*Problem requirements*: From the listing below, extract each entry exactly as written, minus the images.

-- Begin Data to process --

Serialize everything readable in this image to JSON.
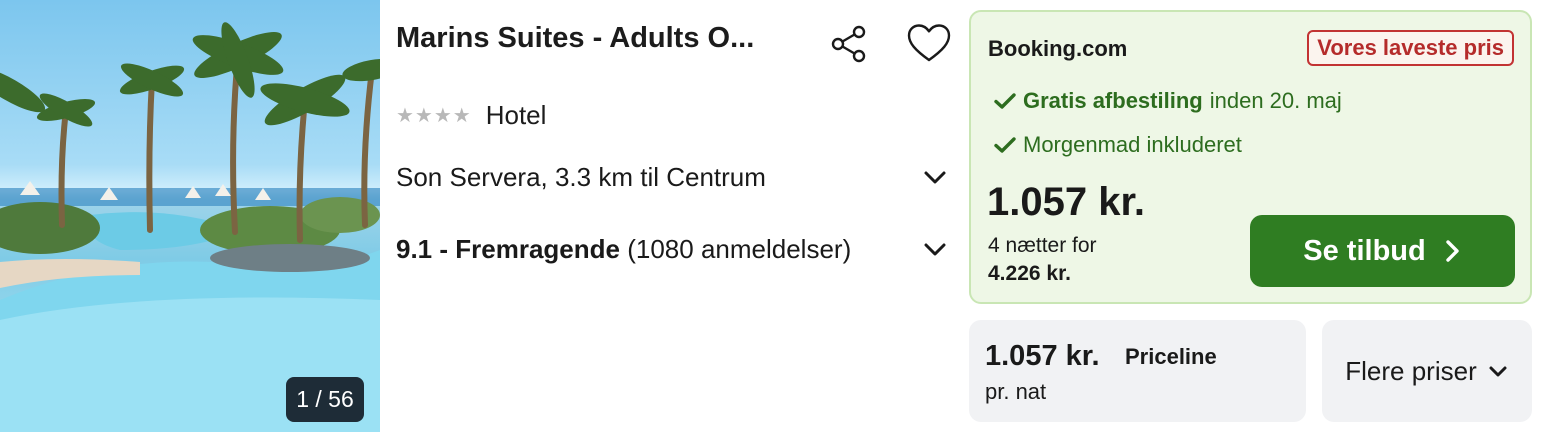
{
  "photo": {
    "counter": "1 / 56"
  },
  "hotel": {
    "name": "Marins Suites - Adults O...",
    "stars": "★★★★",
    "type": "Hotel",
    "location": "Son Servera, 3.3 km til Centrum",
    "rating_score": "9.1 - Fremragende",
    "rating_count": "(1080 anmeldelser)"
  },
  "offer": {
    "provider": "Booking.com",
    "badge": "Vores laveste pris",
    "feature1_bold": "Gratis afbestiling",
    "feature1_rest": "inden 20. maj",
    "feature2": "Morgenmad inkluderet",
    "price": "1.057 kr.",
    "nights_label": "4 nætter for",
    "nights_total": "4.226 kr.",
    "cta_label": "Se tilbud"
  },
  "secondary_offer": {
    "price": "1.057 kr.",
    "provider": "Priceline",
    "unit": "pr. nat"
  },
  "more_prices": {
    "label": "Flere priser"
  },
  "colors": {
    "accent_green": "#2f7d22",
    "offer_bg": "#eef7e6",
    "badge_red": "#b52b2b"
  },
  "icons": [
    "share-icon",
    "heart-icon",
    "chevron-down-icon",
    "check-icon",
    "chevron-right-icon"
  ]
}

-- End Data to process --

*Task result*:
Serialize everything readable in this image to JSON.
{
  "photo": {
    "counter": "1 / 56"
  },
  "hotel": {
    "name": "Marins Suites - Adults O...",
    "stars": "★★★★",
    "type": "Hotel",
    "location": "Son Servera, 3.3 km til Centrum",
    "rating_score": "9.1 - Fremragende",
    "rating_count": "(1080 anmeldelser)"
  },
  "offer": {
    "provider": "Booking.com",
    "badge": "Vores laveste pris",
    "feature1_bold": "Gratis afbestiling",
    "feature1_rest": "inden 20. maj",
    "feature2": "Morgenmad inkluderet",
    "price": "1.057 kr.",
    "nights_label": "4 nætter for",
    "nights_total": "4.226 kr.",
    "cta_label": "Se tilbud"
  },
  "secondary_offer": {
    "price": "1.057 kr.",
    "provider": "Priceline",
    "unit": "pr. nat"
  },
  "more_prices": {
    "label": "Flere priser"
  },
  "colors": {
    "accent_green": "#2f7d22",
    "offer_bg": "#eef7e6",
    "badge_red": "#b52b2b"
  },
  "icons": [
    "share-icon",
    "heart-icon",
    "chevron-down-icon",
    "check-icon",
    "chevron-right-icon"
  ]
}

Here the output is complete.